**Stored rows:**
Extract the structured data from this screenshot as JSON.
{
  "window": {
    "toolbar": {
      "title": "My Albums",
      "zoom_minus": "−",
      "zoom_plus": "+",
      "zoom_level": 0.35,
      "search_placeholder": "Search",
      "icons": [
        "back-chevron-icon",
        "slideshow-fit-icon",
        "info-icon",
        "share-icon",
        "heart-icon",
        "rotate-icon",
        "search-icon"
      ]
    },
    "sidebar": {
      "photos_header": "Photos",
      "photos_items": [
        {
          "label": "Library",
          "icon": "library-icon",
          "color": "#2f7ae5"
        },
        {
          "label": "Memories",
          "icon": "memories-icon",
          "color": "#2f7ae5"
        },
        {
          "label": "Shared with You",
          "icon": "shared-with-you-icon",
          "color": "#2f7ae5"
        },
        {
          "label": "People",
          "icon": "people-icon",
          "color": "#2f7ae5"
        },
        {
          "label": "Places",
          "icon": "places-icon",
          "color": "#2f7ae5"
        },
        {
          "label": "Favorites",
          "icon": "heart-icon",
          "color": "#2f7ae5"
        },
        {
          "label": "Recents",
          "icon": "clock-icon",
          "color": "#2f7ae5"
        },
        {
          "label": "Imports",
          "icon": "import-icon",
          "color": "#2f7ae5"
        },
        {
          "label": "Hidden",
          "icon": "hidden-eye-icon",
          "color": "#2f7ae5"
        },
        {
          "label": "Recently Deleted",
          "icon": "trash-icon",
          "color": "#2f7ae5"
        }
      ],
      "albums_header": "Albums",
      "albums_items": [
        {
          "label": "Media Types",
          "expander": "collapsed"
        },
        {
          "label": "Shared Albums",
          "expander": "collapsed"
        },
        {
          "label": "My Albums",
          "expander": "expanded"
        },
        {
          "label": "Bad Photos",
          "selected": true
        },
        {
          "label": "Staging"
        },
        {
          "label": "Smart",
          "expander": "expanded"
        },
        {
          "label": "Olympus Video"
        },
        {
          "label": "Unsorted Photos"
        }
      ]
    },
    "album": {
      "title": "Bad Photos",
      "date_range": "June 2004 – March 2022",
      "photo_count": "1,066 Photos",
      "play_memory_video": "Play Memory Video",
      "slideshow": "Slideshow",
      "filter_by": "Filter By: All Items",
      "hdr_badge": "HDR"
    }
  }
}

**Instruction:**
Working from the entries above, return all lines that contain "with".

**Result for this exercise:**
          "label": "Shared with You",
          "icon": "shared-with-you-icon",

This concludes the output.